== RECORDS FOR THIS EXERCISE
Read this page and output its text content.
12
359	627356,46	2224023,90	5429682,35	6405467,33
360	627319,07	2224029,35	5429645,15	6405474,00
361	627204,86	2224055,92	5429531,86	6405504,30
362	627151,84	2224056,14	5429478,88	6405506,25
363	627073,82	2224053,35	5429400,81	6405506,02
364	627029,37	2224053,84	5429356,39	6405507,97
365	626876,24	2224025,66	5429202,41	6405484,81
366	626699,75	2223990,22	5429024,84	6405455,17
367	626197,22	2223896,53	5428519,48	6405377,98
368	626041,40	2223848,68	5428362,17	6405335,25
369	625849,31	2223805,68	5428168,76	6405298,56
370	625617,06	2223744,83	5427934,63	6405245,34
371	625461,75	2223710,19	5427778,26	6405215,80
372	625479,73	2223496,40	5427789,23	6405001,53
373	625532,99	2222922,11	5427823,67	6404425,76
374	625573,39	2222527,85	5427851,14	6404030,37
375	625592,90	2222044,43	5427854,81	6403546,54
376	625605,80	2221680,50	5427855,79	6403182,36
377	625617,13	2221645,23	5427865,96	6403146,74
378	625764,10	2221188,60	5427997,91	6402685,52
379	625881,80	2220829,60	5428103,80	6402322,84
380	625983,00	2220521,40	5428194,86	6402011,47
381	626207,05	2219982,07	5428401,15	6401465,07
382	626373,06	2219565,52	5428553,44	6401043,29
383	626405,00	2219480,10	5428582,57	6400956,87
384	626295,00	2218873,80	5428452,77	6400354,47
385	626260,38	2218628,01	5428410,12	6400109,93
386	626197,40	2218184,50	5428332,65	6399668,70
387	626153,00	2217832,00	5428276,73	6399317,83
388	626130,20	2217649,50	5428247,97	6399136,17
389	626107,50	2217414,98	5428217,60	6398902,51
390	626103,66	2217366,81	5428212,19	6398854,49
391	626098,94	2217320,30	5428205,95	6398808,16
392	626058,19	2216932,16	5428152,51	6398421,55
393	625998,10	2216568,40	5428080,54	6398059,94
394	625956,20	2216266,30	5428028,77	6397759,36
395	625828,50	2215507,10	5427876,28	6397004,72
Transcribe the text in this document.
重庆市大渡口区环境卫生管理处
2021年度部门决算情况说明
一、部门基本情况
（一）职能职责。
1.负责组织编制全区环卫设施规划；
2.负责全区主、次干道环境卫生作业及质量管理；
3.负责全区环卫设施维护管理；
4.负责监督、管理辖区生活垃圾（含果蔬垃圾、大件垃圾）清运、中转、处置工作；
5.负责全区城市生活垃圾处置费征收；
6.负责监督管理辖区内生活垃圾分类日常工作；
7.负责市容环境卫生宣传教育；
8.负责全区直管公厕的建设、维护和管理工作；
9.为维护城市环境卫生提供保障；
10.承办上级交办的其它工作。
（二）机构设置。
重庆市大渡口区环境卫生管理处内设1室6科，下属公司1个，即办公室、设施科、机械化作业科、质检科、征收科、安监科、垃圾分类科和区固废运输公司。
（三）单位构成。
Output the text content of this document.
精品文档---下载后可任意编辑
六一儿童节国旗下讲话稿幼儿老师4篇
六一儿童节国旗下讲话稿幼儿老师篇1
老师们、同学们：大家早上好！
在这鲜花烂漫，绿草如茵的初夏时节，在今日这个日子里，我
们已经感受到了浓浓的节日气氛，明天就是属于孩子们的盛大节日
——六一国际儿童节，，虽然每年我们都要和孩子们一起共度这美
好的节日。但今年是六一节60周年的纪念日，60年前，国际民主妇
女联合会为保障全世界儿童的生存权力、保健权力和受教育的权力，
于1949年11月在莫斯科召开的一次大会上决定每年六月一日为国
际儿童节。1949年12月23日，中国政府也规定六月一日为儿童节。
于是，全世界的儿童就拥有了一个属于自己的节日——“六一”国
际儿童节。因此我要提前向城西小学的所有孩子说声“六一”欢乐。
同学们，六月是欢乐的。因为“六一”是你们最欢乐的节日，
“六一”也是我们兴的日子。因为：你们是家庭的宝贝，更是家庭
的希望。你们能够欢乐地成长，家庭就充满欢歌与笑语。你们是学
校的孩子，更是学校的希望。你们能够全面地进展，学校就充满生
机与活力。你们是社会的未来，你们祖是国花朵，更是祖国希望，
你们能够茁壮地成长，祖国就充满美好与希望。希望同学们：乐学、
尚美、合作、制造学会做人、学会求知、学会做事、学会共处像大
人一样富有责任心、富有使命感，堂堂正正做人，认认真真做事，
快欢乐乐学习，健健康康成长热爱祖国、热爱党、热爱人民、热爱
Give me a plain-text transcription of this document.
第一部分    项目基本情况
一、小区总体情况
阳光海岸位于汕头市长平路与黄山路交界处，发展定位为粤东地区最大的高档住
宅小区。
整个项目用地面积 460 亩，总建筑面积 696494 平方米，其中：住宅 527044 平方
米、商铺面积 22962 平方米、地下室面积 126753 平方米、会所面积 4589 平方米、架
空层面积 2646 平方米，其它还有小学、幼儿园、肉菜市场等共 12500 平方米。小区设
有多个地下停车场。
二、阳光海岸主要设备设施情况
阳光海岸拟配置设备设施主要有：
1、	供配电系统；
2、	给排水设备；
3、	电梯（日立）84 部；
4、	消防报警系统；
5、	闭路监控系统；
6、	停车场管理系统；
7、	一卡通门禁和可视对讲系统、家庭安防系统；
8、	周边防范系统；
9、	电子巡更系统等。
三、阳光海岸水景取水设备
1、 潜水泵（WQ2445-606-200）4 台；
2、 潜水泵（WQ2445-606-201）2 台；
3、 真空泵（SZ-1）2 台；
====
Determine the number of lines in the listing that hold the word "content", and supply that number and nothing further.

2